▸ Trecho do texto
No geral, os aplicativos são similares. O usuário precisa realizar o cadastro, aceitar os termos e condições para utilizar o serviço. Os dados solicitados variam, mas os  mais comuns são: CPF, nome completo, e-mail e localização. 

 

Segundo um relatório feito no final de 2023 pela empresa de tecnologia, NordVPN, uma política de privacidade de um site brasileiro tem, em média, 5.880 palavras. As análises do estudo constataram que um leitor levaria em média 25 minutos para ler todo o documento. O estudo foi feito com os 20 sites mais visitados em 19 países.

 

Philipe Pugliesi, estudante de direito, diz que começou a ler parte dos contratos dos aplicativos que usa, após entender as implicações judiciais disso. ‘’Se aquele contrato não for lido antes com detalhe, é possível que eu acabe permitindo algo que, caso eu não gostasse de alguma atitude de política daquele mesmo sistema, eu não pudesse contestar nada, porque eu assinei que acordava’’.

 

Por exemplo, o Zul +, aplicativo de estacionamento da cidade, prevê nos Termos e Condições o compartilhamento das informações com afiliadas, subsidiarias, prestadores de serviços e parceiros da provedora, mas não explicita exatamente quem são essas figuras.

 

Ainda no documento, os exemplos de possíveis prestadores são: serviços de nuvem, plataformas de marketing e provedores de análise de dados. O aplicativo faz parte do grupo Estapar, uma das maiores empresas de estacionamento da América Latina.

 

Sobre o compartilhamento, a Secretaria Municipal de Informação e Tecnologia (SEMIT) informou que eles são feitos através da integração dos dados do aplicativo com as ferramentas e soluções da prefeitura, nas afiliadas e subsidiárias da provedora. 

 

Mesmo com as praticidades oferecidas pelo aplicativo, os usuários ainda alegam falhas na comunicação entre o software e a Superintendência de Trânsito de Salvador (Transalvador). As queixas foram registradas na plataforma Reclame Aqui, no geral contam situações em que houve cobrança indevida.

 

 

Segundo André Lemos, professor da Universidade Federal da Bahia e coordenador do Laboratório de Pesquisa em Mídia Digital, Redes e Espaço, o grande desafio é fazer uma cidade inteligente e preservar a privacidade dos cidadãos. 

 

”O limite para a coleta de dados é a vida privada. Uma coisa é pegar os dados de forma anônima de pessoas para melhorar, por exemplo, o serviço de ônibus. Só que isso pode ser perigoso, então, as cidades devem ser inteligentes no limite em que elas conseguem manter ainda uma proteção da privacidade das pessoas”, disse o professor.

▸ Instruções
**1)** Segundo o relatório da NordVPN citado no trecho sobre privacidade nos aplicativos, quantos minutos, em média, um leitor levaria para ler a política de privacidade de um site brasileiro?
**2)** Dê continuidade ao trecho sobre privacidade nos aplicativos a partir da última frase apresentada.

▸ Material fornecido
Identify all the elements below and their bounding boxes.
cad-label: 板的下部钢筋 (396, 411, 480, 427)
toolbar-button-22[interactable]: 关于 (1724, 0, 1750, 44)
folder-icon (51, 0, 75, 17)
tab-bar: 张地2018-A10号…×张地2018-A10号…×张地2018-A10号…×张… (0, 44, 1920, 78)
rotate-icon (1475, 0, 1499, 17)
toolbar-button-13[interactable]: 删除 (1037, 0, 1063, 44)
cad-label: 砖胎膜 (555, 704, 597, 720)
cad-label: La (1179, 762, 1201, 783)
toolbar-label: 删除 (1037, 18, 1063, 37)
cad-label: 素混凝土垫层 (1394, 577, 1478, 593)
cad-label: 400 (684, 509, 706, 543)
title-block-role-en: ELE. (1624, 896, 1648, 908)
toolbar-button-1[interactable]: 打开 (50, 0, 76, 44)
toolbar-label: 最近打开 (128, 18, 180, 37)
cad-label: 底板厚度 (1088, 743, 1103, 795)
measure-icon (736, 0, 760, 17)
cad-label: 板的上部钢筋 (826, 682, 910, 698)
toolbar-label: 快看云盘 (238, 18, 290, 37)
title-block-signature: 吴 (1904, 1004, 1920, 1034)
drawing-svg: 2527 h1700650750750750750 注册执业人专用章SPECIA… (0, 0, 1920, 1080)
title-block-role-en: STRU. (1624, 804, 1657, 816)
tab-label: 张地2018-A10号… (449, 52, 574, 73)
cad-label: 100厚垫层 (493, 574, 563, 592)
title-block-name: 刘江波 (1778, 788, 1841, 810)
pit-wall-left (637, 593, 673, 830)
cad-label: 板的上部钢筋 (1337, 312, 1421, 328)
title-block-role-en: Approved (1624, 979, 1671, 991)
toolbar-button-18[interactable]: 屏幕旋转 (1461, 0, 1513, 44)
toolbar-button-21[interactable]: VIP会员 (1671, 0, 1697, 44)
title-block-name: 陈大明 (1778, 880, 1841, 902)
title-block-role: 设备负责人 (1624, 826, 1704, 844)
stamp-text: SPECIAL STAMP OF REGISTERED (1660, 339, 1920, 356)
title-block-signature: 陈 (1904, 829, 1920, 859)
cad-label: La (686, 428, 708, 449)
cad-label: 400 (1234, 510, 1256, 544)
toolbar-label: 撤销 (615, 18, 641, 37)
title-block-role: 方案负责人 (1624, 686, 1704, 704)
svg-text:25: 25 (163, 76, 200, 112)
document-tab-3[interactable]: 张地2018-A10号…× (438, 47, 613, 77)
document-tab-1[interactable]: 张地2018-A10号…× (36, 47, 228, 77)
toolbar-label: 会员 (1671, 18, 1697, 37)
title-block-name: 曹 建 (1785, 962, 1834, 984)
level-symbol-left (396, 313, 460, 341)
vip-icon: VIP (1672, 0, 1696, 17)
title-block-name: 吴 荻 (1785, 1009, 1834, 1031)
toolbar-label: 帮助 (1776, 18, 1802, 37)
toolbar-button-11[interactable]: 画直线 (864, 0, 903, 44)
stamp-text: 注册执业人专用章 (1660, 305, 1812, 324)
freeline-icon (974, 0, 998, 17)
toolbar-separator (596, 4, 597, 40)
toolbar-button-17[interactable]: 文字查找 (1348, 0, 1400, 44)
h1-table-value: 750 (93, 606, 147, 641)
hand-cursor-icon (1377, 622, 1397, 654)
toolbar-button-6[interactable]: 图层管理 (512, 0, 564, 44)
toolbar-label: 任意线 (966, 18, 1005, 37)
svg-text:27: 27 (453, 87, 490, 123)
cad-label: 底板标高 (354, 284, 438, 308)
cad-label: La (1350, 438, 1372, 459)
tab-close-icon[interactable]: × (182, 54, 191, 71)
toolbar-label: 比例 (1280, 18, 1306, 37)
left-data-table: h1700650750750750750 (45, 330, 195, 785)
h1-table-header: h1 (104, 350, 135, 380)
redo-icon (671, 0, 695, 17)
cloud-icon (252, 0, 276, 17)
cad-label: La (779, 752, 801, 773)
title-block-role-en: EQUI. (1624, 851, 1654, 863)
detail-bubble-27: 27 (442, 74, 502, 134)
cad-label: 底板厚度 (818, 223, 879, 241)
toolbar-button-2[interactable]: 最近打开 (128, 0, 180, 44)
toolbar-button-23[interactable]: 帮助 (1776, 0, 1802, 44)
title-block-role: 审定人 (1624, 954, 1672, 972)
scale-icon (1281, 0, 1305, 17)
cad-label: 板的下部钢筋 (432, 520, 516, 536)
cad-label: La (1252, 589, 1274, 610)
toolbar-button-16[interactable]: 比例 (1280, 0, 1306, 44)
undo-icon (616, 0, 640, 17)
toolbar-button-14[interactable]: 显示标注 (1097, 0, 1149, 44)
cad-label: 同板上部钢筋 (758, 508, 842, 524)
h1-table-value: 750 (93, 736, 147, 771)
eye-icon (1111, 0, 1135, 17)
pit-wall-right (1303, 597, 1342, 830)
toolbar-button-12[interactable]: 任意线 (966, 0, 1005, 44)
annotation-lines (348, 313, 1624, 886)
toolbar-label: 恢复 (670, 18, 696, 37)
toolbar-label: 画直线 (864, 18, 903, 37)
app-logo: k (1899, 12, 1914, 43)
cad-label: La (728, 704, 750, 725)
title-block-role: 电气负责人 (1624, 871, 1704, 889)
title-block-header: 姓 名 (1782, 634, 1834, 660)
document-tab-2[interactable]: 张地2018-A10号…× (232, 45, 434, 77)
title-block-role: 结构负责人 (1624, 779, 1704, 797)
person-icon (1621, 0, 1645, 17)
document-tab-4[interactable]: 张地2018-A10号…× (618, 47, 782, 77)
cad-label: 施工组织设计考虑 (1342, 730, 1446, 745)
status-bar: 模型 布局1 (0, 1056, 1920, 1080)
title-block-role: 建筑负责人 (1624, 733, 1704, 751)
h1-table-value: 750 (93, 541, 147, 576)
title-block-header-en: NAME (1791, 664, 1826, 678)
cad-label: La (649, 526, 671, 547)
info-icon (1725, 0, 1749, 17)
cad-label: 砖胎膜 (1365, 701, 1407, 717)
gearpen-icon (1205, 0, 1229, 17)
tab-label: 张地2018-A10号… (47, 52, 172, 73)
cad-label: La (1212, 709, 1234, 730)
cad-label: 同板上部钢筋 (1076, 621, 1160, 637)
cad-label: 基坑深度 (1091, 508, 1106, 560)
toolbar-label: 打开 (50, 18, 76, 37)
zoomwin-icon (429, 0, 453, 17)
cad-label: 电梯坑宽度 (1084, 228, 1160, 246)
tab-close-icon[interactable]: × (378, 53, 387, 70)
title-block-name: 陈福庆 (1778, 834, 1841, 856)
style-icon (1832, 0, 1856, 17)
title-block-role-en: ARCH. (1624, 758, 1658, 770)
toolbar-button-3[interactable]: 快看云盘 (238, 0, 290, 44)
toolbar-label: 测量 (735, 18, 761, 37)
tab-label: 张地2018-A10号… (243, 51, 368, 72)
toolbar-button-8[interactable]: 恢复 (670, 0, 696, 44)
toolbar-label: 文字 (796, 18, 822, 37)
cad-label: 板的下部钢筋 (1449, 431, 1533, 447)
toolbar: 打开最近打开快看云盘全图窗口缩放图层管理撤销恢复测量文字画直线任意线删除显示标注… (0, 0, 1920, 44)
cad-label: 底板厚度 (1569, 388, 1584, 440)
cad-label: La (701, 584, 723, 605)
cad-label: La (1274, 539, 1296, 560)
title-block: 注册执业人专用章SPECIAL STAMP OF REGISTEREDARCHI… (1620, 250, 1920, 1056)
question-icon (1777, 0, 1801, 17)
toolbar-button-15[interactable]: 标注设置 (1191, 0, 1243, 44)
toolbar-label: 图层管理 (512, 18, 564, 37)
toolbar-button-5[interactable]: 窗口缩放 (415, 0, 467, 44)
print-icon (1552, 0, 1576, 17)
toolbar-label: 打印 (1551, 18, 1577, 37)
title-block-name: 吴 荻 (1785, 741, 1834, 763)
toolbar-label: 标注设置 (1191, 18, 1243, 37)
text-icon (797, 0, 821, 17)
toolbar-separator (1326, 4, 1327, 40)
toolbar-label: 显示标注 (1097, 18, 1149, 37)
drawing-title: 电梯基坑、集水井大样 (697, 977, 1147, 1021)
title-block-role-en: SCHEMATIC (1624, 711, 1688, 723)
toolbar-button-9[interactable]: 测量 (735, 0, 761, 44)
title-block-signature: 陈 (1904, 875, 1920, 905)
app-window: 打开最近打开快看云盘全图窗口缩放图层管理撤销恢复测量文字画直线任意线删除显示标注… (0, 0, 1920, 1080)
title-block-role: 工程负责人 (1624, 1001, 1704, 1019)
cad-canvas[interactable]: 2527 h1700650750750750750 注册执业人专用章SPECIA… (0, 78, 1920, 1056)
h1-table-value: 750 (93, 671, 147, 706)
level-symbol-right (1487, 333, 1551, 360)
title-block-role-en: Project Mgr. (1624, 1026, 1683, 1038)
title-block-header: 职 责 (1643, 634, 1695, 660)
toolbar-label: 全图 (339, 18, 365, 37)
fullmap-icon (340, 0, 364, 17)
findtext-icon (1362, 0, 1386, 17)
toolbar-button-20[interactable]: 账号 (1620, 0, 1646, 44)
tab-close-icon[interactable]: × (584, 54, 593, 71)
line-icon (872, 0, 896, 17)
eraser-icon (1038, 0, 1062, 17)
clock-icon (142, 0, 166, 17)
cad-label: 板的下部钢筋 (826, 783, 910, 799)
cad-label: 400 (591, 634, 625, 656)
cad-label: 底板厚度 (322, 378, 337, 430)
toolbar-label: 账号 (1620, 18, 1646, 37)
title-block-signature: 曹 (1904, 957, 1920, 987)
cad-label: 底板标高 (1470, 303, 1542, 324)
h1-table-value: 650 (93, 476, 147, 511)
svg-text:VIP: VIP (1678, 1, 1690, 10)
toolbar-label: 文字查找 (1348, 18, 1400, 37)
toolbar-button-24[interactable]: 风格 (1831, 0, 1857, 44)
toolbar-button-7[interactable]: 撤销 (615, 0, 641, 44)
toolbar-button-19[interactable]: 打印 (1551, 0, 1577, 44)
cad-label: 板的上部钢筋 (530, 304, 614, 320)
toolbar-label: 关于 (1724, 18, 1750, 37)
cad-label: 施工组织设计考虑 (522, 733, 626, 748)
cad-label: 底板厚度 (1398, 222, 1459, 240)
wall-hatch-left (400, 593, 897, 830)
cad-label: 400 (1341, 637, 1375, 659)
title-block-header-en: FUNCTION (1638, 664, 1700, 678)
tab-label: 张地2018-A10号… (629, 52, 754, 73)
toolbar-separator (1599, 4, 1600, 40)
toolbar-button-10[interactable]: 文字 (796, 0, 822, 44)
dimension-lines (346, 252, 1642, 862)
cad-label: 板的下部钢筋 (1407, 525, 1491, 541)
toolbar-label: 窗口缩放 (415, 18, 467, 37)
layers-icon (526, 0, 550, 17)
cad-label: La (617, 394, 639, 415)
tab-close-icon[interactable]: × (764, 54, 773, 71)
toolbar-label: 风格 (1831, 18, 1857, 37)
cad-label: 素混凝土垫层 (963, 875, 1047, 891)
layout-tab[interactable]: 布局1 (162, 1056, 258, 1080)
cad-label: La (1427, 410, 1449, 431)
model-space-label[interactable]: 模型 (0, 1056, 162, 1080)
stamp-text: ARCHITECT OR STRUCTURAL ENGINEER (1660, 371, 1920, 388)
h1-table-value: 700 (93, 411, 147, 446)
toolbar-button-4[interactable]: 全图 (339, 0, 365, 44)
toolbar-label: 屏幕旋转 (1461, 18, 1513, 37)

▸ Respostas esperadas
**1)** Cerca de 25 minutos.

**2)**
A Lei Geral de Proteção de Dados (LGPD) foi um marco na proteção dos direitos fundamentais de liberdade e privacidade dos brasileiros. A legislação prevê muitos direitos importantes, entre eles: a anonimização; o consentimento, o usuário deve autorizar o tratamento dos dados pessoais para uma finalidade determinada e a eliminação, que garante a exclusão de um conjunto de dados armazenados em banco de dados, independentemente do procedimento empregado. 

 

 

Muitos usuários relatam que não sentem autonomia no compartilhamento dos dados pessoais. Segundo um relato de Lemos, uma vez levando o filho ao dentista, o edifício do consultório solicitava reconhecimento facial, se eles não disponibilizassem isso, não acessariam o prédio, logo seriam punidos. 

 

Isso não é um caso isolado, se o motorista não pagar a zona azul através do aplicativo ou do funcionário que nem sempre está nas zonas, ele será multado. Ou se o comprador não fornecer o CPF na farmácia não receberá desconto. 

 

‘’A sociedade digital nos compele de alguma forma a fornecer dados pessoais acreditando que essas informações serão respeitadas. A LGPD nos protege, mas na sociedade, com plataformização, a dataficação e toda a performance dos algoritmos, nós somos obrigados a fornecer os dados, senão não fazemos absolutamente nada’’, completa Lemos. 

 

O Cittamobi, aplicativo de monitoramento dos ônibus utilizado em Salvador, estabelece nos termos e condições a coleta de dois tipos de dados: os essenciais e os adicionais. Os essenciais, são aqueles imprescindíveis para a realização do serviço. Os adicionais são captados dos dispositivos que realizarem a compra de bilhetes.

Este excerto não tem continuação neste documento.